Which lines below hold the word "ceux"? Copy all of them.

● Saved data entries
§

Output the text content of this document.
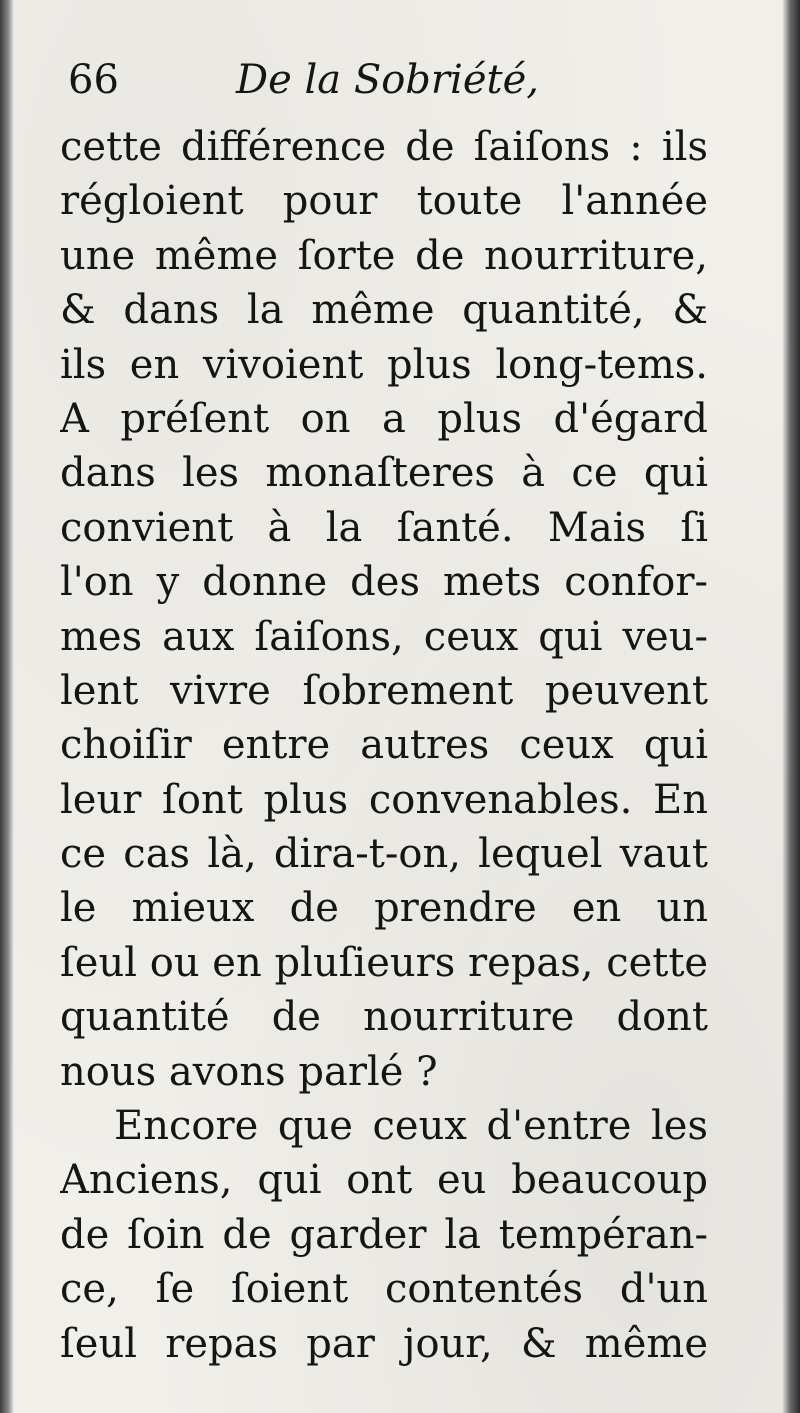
66	De la Sobriété,
cette différence de ſaiſons : ils
régloient pour toute l'année
une même ſorte de nourriture,
& dans la même quantité, &
ils en vivoient plus long-tems.
A préſent on a plus d'égard
dans les monaſteres à ce qui
convient à la ſanté. Mais ſi
l'on y donne des mets confor-
mes aux ſaiſons, ceux qui veu-
lent vivre ſobrement peuvent
choiſir entre autres ceux qui
leur ſont plus convenables. En
ce cas là, dira-t-on, lequel vaut
le mieux de prendre en un
ſeul ou en pluſieurs repas, cette
quantité de nourriture dont
nous avons parlé ?
Encore que ceux d'entre les
Anciens, qui ont eu beaucoup
de ſoin de garder la tempéran-
ce, ſe ſoient contentés d'un
ſeul repas par jour, & même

§

● Task solution
mes aux ſaiſons, ceux qui veu-
choiſir entre autres ceux qui
Encore que ceux d'entre les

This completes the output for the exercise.